* Aim: Provide the data again in its entirety, exactly as given.

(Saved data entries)
>>>>>
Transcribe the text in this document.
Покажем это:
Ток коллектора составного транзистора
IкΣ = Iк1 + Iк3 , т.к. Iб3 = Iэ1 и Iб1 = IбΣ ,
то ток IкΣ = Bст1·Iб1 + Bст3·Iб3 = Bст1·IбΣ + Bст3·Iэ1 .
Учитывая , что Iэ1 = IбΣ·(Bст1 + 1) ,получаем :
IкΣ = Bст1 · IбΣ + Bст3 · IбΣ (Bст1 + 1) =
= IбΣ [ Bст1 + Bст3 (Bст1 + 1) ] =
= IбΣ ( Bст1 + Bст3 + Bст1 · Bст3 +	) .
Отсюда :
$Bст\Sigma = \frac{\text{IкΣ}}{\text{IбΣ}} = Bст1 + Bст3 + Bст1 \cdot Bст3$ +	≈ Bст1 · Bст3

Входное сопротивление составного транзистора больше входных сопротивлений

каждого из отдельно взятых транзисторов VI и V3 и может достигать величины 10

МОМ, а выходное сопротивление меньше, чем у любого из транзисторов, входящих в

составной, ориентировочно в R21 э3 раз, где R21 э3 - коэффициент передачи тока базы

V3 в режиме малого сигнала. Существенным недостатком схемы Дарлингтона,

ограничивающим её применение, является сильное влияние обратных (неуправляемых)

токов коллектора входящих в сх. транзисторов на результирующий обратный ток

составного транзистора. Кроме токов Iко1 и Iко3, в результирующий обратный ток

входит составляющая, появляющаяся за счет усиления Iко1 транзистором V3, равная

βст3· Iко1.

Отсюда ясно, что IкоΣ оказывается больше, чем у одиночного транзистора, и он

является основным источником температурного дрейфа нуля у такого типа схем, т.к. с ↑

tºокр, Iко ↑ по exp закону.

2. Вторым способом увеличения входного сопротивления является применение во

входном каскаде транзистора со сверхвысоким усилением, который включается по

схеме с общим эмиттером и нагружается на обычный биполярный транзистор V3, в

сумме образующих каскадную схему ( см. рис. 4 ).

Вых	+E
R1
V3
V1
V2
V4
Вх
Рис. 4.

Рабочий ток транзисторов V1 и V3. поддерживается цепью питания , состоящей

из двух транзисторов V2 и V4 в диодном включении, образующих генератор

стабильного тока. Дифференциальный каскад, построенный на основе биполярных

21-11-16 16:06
<<<<<
* Expected answer:
Transcribe the text in this document.
Покажем это:
Ток коллектора составного транзистора
IкΣ = Iк1 + Iк3 , т.к. Iб3 = Iэ1 и Iб1 = IбΣ ,
то ток IкΣ = Bст1·Iб1 + Bст3·Iб3 = Bст1·IбΣ + Bст3·Iэ1 .
Учитывая , что Iэ1 = IбΣ·(Bст1 + 1) ,получаем :
IкΣ = Bст1 · IбΣ + Bст3 · IбΣ (Bст1 + 1) =
= IбΣ [ Bст1 + Bст3 (Bст1 + 1) ] =
= IбΣ ( Bст1 + Bст3 + Bст1 · Bст3 +	) .
Отсюда :
$Bст\Sigma = \frac{\text{IкΣ}}{\text{IбΣ}} = Bст1 + Bст3 + Bст1 \cdot Bст3$ +	≈ Bст1 · Bст3

Входное сопротивление составного транзистора больше входных сопротивлений

каждого из отдельно взятых транзисторов VI и V3 и может достигать величины 10

МОМ, а выходное сопротивление меньше, чем у любого из транзисторов, входящих в

составной, ориентировочно в R21 э3 раз, где R21 э3 - коэффициент передачи тока базы

V3 в режиме малого сигнала. Существенным недостатком схемы Дарлингтона,

ограничивающим её применение, является сильное влияние обратных (неуправляемых)

токов коллектора входящих в сх. транзисторов на результирующий обратный ток

составного транзистора. Кроме токов Iко1 и Iко3, в результирующий обратный ток

входит составляющая, появляющаяся за счет усиления Iко1 транзистором V3, равная

βст3· Iко1.

Отсюда ясно, что IкоΣ оказывается больше, чем у одиночного транзистора, и он

является основным источником температурного дрейфа нуля у такого типа схем, т.к. с ↑

tºокр, Iко ↑ по exp закону.

2. Вторым способом увеличения входного сопротивления является применение во

входном каскаде транзистора со сверхвысоким усилением, который включается по

схеме с общим эмиттером и нагружается на обычный биполярный транзистор V3, в

сумме образующих каскадную схему ( см. рис. 4 ).

Вых	+E
R1
V3
V1
V2
V4
Вх
Рис. 4.

Рабочий ток транзисторов V1 и V3. поддерживается цепью питания , состоящей

из двух транзисторов V2 и V4 в диодном включении, образующих генератор

стабильного тока. Дифференциальный каскад, построенный на основе биполярных

21-11-16 16:06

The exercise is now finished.